### [Given instruction]
Write only the number of lines holding the string "šumarstva".

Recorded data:
----
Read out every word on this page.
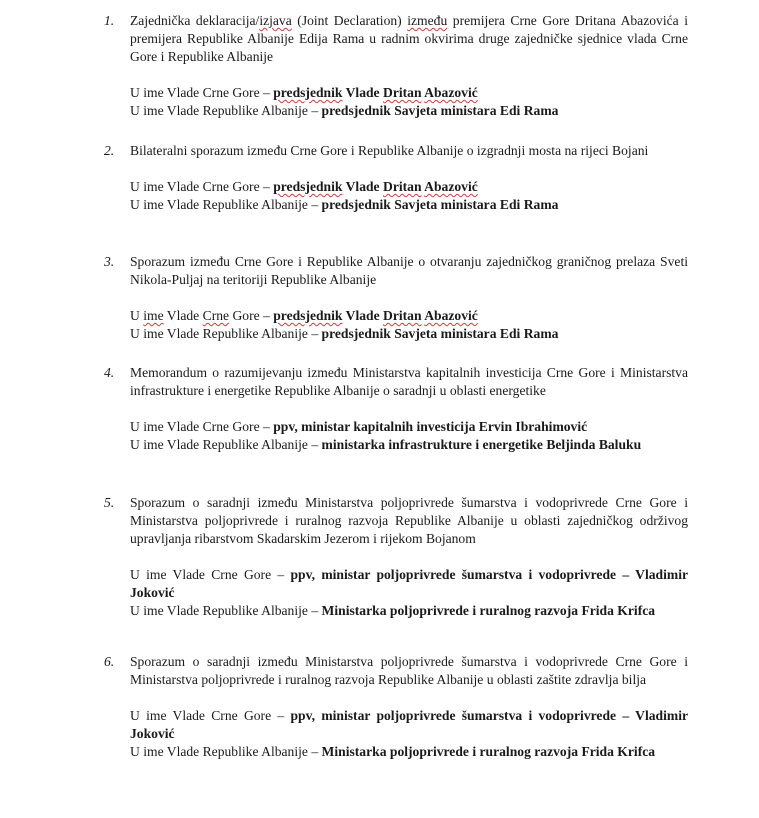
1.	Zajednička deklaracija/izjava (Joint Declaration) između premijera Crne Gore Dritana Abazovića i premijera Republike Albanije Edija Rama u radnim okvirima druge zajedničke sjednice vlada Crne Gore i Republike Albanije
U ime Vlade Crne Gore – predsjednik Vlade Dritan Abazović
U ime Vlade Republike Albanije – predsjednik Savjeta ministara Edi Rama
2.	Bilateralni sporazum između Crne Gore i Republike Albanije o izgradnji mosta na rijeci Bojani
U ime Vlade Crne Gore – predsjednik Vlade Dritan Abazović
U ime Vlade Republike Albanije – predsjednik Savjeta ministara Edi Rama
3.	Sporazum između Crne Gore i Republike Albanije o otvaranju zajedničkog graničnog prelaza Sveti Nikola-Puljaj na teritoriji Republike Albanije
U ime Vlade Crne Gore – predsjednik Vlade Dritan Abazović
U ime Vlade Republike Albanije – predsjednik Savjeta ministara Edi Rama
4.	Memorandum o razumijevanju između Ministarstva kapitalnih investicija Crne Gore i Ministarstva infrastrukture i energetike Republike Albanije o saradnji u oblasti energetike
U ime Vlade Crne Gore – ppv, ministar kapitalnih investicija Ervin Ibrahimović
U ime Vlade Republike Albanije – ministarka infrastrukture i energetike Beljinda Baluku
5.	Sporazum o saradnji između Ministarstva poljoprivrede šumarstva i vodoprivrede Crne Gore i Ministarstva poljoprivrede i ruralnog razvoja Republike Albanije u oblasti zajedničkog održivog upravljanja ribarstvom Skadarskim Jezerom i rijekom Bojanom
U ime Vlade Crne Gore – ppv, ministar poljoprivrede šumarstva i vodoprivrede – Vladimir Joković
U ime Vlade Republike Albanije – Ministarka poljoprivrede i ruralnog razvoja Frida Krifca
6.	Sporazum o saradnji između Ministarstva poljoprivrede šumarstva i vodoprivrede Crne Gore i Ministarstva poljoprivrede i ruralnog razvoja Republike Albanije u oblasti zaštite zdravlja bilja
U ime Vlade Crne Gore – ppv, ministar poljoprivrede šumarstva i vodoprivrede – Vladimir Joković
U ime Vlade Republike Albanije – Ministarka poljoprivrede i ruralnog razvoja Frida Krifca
----
### [Answer to this problem]
4